Start of Block
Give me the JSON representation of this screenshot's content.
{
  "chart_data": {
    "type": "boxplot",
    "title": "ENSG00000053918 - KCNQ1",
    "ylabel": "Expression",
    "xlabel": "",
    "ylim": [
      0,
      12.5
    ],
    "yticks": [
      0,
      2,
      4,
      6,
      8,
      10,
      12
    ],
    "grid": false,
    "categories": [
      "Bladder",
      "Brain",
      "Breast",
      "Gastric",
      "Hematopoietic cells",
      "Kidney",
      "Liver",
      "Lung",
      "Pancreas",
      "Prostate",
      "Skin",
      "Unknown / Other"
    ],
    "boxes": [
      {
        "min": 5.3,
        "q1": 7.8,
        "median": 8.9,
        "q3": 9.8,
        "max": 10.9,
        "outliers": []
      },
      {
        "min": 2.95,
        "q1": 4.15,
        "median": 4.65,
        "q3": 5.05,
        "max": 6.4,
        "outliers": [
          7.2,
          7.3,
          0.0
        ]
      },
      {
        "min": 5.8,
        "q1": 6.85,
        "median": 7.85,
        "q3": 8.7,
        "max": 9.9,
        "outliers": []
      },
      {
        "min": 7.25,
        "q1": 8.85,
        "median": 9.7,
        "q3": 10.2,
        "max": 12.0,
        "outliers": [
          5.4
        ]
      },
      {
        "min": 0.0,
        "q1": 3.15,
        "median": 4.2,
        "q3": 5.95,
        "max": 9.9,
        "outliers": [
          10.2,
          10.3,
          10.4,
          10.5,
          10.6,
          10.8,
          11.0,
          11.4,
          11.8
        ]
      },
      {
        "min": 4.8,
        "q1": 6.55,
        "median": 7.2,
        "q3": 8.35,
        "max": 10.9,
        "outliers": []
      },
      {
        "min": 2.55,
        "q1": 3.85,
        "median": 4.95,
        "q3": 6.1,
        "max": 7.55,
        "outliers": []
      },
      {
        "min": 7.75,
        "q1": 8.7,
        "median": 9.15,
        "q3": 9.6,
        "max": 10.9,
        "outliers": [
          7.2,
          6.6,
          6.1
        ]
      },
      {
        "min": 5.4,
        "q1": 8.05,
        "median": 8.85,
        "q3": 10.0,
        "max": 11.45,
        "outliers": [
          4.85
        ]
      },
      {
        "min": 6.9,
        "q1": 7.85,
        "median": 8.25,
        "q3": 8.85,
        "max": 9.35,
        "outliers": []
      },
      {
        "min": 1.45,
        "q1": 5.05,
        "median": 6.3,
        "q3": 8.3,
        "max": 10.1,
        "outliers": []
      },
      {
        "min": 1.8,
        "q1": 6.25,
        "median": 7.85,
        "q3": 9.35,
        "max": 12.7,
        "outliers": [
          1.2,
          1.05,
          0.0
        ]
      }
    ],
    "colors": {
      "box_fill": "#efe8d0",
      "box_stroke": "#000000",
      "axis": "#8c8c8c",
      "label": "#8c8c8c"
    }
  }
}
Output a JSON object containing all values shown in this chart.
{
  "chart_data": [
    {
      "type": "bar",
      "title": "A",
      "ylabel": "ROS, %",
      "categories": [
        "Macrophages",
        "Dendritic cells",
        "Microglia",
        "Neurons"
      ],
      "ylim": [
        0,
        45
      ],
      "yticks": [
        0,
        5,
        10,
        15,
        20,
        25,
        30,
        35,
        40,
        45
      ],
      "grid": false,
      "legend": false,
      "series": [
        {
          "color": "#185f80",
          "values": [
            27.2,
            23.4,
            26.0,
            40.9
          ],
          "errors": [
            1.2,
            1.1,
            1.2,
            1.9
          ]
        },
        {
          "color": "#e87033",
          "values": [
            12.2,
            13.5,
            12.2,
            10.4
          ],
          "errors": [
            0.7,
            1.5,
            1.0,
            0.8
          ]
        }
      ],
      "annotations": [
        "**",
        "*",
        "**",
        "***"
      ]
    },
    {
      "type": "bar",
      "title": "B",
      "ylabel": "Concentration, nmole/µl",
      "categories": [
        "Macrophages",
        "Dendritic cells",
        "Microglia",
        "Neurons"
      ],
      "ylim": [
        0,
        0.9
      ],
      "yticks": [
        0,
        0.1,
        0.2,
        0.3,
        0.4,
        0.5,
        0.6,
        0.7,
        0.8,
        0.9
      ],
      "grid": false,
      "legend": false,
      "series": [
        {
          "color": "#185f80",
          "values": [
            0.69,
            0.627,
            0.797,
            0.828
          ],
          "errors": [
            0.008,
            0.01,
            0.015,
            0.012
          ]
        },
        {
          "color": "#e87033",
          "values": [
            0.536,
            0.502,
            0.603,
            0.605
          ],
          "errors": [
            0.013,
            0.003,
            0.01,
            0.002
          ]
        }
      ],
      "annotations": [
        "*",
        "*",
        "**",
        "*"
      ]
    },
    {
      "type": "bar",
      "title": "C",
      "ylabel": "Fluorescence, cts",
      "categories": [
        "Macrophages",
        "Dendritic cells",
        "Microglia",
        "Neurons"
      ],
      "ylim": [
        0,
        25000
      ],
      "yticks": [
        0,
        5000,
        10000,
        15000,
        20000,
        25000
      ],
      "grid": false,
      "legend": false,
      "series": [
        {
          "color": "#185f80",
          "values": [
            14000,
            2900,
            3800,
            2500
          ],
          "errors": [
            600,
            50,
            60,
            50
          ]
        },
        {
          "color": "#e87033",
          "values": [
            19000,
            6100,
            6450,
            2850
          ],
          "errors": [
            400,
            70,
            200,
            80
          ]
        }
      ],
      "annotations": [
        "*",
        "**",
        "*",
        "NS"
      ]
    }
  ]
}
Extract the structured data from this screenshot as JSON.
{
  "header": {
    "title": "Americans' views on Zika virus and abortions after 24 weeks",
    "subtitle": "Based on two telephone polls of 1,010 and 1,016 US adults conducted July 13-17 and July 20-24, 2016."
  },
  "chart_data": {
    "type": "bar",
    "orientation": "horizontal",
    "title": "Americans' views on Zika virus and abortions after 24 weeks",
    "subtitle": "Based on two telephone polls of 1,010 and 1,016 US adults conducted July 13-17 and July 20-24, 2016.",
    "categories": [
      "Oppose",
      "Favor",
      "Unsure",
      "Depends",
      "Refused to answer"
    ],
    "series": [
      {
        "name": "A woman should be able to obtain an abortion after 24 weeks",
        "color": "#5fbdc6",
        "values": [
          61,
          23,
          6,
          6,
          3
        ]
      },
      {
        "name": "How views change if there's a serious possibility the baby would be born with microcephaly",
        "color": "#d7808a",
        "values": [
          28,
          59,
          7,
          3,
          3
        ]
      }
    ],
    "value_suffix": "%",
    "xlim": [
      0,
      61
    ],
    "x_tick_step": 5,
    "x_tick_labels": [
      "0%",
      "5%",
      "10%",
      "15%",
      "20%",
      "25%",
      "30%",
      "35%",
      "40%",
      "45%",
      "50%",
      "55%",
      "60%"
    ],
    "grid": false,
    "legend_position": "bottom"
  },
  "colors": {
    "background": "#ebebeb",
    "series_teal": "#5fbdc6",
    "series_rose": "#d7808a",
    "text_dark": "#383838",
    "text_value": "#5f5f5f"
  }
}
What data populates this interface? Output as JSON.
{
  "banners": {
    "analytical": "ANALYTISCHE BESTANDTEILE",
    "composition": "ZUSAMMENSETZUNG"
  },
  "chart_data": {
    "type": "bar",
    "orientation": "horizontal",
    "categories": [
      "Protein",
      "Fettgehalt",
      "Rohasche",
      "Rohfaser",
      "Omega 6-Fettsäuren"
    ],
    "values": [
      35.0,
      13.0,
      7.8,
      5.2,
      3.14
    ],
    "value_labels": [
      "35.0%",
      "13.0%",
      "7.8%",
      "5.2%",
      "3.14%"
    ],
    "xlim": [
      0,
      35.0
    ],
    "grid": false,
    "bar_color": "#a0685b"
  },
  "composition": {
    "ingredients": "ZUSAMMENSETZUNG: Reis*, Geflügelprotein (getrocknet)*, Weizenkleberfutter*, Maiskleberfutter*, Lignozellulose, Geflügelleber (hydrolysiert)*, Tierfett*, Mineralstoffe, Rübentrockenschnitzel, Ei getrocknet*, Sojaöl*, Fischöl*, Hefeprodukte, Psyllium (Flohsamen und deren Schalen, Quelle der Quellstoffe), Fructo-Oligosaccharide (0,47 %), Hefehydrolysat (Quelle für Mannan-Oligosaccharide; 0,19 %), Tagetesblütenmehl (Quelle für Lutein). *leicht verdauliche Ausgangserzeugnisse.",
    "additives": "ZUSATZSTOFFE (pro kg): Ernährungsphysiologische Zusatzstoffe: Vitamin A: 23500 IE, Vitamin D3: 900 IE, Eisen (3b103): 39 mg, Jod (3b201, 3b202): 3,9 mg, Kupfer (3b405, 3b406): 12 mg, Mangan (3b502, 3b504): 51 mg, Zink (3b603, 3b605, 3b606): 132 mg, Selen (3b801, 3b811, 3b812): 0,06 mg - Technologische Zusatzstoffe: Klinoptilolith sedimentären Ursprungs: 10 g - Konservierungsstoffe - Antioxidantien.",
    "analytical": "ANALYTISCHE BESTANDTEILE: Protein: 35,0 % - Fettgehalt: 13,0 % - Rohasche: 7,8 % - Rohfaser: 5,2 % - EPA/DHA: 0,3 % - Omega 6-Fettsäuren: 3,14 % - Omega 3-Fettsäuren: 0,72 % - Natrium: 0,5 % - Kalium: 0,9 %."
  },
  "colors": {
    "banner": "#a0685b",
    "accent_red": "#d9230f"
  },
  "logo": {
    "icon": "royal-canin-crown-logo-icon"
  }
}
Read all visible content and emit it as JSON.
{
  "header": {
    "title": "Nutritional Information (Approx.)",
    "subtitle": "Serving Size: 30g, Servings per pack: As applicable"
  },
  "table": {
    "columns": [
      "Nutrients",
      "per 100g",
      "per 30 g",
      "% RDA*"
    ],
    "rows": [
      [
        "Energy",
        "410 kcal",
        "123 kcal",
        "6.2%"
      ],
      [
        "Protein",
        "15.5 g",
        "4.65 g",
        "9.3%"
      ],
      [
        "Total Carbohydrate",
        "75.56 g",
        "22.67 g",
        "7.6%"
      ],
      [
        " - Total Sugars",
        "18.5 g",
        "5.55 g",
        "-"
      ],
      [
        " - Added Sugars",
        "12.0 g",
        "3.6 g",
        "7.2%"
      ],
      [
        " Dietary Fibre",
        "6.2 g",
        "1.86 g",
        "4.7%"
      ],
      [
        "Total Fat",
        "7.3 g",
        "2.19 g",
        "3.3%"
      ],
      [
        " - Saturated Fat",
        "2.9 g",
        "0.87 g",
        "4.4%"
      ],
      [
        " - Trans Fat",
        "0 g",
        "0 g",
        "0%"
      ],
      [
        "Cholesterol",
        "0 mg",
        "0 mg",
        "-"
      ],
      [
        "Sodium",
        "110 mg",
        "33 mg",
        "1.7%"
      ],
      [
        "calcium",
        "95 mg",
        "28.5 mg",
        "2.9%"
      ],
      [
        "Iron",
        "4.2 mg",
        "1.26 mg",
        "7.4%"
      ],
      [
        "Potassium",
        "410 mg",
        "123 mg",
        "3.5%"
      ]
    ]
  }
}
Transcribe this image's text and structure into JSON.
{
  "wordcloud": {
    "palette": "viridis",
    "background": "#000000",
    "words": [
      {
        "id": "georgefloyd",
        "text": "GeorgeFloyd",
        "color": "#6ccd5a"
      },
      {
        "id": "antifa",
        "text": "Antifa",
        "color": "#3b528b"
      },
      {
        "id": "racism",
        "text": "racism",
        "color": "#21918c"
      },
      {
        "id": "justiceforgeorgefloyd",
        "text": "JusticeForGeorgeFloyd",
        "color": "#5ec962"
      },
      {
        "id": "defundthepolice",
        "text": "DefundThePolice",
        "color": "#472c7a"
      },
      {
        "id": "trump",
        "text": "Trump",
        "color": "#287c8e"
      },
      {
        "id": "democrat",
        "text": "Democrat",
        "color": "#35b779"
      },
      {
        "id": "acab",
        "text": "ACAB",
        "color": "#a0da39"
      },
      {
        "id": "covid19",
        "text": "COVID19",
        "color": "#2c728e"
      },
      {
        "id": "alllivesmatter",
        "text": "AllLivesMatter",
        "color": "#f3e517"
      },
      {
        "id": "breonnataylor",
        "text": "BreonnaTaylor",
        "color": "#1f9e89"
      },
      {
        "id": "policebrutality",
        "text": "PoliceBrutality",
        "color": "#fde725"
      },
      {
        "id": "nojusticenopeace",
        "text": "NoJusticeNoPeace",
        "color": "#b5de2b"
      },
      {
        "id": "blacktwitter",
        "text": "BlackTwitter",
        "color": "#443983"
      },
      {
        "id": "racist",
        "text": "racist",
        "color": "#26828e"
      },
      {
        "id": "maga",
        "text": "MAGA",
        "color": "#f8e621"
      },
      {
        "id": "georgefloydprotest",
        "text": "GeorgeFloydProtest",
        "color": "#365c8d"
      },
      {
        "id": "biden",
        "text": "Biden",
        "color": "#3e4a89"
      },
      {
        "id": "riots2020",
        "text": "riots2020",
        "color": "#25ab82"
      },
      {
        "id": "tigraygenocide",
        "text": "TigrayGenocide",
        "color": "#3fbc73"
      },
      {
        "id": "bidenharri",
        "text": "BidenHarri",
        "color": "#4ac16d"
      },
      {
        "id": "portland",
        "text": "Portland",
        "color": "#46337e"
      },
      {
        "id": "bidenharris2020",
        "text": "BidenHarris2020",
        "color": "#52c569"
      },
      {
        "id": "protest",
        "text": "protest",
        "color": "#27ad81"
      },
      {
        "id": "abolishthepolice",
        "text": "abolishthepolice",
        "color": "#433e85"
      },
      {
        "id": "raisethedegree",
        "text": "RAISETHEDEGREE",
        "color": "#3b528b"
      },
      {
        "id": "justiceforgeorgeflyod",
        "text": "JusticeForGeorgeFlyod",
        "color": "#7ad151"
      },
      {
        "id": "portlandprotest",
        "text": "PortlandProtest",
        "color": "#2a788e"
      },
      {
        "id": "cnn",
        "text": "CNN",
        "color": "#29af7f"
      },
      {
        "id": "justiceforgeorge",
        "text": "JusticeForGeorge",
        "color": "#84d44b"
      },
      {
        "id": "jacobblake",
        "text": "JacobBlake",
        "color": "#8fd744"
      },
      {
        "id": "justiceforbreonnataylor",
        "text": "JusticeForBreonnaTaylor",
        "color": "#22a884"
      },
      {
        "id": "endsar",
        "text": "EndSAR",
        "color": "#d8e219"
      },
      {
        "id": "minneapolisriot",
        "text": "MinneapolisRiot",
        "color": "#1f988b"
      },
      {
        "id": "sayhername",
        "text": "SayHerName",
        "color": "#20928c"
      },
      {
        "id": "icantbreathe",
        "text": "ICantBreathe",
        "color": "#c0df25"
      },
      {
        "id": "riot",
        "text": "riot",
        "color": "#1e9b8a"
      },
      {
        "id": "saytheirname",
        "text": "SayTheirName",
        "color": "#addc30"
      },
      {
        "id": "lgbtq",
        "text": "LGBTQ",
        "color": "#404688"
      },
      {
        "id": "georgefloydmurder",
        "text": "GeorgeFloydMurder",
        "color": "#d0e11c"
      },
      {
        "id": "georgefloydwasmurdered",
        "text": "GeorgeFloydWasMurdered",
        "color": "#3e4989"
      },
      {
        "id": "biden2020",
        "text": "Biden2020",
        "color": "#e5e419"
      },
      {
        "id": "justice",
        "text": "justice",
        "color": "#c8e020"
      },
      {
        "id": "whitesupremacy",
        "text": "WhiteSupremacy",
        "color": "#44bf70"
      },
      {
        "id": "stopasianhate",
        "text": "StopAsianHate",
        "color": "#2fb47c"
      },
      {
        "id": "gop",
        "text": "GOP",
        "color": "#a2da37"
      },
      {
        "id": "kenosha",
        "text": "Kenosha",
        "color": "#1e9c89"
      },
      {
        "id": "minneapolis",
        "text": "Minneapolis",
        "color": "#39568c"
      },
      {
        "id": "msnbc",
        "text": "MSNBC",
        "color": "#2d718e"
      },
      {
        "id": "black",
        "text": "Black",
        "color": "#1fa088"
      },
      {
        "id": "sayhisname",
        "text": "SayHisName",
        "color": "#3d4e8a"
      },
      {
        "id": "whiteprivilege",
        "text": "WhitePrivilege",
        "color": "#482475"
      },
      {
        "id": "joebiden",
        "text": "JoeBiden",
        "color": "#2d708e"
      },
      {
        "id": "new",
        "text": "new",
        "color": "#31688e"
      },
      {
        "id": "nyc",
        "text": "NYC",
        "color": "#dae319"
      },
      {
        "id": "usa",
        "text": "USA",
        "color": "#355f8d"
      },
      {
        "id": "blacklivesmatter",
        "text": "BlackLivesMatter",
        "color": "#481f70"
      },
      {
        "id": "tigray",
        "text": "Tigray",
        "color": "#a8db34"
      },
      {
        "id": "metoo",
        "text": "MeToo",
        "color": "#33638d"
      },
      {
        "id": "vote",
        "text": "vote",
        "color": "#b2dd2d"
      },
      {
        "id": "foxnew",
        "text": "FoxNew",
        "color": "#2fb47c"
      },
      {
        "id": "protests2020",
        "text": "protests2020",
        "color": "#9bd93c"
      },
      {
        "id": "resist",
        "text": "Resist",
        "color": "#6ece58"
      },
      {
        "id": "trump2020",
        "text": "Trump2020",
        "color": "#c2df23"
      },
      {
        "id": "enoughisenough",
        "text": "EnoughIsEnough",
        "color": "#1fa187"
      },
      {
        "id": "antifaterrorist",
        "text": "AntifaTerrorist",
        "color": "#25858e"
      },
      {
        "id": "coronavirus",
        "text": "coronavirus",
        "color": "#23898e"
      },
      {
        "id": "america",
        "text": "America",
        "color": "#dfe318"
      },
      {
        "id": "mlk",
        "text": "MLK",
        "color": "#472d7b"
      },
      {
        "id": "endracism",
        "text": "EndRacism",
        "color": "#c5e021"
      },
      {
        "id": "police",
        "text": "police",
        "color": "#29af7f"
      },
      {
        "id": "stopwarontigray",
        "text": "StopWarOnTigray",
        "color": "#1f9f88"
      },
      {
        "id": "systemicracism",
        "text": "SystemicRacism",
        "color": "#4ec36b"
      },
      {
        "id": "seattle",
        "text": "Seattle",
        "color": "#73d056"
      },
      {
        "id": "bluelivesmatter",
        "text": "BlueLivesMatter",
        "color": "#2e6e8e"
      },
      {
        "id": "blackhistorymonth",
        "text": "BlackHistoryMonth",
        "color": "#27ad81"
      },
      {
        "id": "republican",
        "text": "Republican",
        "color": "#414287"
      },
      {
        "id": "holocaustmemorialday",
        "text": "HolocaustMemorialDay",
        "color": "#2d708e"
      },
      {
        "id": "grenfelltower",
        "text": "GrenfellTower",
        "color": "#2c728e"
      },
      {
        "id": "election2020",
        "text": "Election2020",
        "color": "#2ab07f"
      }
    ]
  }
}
End of Block
- _Work instruction_
Take every line from the listing above that includes the word "screenshot" and copy it.

- _Finished exercise_
Give me the JSON representation of this screenshot's content.
Extract the structured data from this screenshot as JSON.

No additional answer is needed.